= Objective =
Using the records below, locate all lines containing "Cornering" and return them.

___ Data shown

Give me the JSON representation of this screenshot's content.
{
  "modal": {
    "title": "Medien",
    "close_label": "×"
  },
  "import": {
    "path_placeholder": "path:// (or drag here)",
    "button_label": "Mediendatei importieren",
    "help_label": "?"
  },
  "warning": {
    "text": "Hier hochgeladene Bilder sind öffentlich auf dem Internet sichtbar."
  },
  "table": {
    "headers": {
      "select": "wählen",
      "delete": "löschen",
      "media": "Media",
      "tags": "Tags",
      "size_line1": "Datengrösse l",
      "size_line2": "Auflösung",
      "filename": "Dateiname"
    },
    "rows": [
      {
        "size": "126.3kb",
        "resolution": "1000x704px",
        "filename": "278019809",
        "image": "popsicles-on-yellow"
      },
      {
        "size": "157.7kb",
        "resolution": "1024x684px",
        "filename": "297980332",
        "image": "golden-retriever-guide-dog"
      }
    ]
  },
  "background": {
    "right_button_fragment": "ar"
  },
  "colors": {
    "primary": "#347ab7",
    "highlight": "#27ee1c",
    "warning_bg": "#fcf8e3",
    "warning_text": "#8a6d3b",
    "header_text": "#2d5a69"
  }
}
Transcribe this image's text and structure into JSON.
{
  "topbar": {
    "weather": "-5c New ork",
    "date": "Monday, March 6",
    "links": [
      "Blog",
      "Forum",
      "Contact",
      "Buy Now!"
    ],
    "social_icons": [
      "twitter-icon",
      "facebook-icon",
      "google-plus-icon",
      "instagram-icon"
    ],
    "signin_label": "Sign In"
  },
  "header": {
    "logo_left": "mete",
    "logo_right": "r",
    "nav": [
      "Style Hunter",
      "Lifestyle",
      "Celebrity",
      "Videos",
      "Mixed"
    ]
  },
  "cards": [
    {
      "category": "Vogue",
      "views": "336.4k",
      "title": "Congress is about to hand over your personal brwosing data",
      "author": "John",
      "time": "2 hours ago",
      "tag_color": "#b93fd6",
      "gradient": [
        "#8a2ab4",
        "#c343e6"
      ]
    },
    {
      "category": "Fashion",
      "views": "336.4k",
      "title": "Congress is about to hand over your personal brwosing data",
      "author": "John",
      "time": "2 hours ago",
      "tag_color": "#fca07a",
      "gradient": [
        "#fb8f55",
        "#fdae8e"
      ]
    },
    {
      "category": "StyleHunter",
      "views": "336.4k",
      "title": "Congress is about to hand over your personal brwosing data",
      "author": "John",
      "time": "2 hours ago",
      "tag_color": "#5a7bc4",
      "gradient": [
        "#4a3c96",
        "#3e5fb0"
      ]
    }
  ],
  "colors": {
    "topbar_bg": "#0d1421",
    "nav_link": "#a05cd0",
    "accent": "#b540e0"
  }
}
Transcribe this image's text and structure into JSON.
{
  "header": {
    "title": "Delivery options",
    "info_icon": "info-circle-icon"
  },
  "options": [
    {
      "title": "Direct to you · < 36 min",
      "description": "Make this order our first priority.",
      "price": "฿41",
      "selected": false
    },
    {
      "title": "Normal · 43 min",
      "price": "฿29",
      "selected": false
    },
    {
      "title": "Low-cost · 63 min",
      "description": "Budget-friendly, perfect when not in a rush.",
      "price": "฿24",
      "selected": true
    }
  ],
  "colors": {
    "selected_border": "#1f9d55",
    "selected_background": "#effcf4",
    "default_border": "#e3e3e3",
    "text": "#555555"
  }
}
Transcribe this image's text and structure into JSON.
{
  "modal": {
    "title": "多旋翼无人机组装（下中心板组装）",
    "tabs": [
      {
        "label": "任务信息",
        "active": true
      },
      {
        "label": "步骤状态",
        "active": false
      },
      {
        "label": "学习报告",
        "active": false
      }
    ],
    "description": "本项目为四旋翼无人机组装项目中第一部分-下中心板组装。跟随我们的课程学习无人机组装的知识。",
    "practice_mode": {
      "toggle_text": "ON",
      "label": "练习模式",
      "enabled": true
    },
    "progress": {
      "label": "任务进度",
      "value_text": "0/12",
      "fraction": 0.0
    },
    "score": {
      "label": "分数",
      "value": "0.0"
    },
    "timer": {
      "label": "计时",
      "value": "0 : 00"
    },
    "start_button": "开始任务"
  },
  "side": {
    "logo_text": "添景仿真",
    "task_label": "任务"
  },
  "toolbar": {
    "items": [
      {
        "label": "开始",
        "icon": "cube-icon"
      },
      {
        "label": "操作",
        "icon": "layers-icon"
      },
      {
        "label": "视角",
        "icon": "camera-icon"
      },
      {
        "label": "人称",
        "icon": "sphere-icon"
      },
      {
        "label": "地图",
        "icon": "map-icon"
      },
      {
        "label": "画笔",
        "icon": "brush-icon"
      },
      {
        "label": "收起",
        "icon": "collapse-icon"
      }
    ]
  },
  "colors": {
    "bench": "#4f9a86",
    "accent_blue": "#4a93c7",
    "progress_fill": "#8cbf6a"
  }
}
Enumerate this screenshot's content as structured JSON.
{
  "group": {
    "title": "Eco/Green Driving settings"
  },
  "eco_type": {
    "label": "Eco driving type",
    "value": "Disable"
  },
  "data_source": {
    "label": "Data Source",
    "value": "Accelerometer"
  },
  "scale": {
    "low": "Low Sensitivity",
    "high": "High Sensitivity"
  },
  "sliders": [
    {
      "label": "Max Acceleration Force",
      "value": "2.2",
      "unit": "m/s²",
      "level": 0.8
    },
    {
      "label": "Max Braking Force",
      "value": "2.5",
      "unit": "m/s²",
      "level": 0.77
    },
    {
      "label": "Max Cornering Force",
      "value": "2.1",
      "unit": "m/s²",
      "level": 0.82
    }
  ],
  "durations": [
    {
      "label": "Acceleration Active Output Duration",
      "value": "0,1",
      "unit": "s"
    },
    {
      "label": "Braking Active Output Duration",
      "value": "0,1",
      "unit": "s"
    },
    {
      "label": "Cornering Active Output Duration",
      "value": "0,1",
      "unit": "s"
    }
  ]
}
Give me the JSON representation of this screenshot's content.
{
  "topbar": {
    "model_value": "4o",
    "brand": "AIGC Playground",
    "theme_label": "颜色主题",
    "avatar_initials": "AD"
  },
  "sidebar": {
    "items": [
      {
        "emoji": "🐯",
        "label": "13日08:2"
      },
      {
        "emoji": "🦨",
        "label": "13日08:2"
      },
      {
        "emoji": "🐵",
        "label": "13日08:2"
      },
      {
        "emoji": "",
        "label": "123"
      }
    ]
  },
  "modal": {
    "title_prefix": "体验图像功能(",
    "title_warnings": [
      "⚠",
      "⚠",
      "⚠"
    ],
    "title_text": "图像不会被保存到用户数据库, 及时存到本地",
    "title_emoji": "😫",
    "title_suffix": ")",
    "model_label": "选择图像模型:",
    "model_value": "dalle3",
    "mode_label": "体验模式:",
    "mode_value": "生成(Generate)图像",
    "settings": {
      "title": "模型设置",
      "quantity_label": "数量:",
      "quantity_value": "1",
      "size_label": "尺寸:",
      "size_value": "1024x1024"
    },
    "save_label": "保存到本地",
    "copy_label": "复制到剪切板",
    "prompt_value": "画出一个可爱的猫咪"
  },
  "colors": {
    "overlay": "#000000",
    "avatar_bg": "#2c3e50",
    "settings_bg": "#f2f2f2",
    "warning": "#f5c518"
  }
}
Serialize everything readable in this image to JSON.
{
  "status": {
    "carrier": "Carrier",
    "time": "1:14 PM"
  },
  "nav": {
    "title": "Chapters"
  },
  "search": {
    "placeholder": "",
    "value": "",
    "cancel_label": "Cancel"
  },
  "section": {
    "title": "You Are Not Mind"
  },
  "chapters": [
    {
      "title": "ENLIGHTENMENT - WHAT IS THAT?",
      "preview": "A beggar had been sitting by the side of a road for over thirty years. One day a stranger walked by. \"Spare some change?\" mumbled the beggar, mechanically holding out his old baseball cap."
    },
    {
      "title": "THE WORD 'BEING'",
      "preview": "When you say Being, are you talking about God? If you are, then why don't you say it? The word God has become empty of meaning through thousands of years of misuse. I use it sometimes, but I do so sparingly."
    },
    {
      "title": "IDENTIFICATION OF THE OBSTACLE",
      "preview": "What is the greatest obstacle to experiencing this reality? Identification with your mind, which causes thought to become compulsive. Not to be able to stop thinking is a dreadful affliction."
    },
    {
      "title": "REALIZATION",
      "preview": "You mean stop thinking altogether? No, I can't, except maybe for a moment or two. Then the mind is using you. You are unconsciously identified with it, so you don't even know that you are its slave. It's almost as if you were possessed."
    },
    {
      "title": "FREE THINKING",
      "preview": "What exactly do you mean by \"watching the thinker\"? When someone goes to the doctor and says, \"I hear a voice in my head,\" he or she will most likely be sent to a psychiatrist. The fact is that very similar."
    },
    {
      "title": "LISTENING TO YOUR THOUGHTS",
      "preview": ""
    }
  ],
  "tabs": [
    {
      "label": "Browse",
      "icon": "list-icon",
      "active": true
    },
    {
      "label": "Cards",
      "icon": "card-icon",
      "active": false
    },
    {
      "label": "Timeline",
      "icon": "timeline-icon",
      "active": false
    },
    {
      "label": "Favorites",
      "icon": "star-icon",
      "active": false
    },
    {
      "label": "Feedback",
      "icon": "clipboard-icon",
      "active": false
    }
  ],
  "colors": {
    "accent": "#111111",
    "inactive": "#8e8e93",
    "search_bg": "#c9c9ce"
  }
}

______

= Output =
      "label": "Max Cornering Force",
      "label": "Cornering Active Output Duration",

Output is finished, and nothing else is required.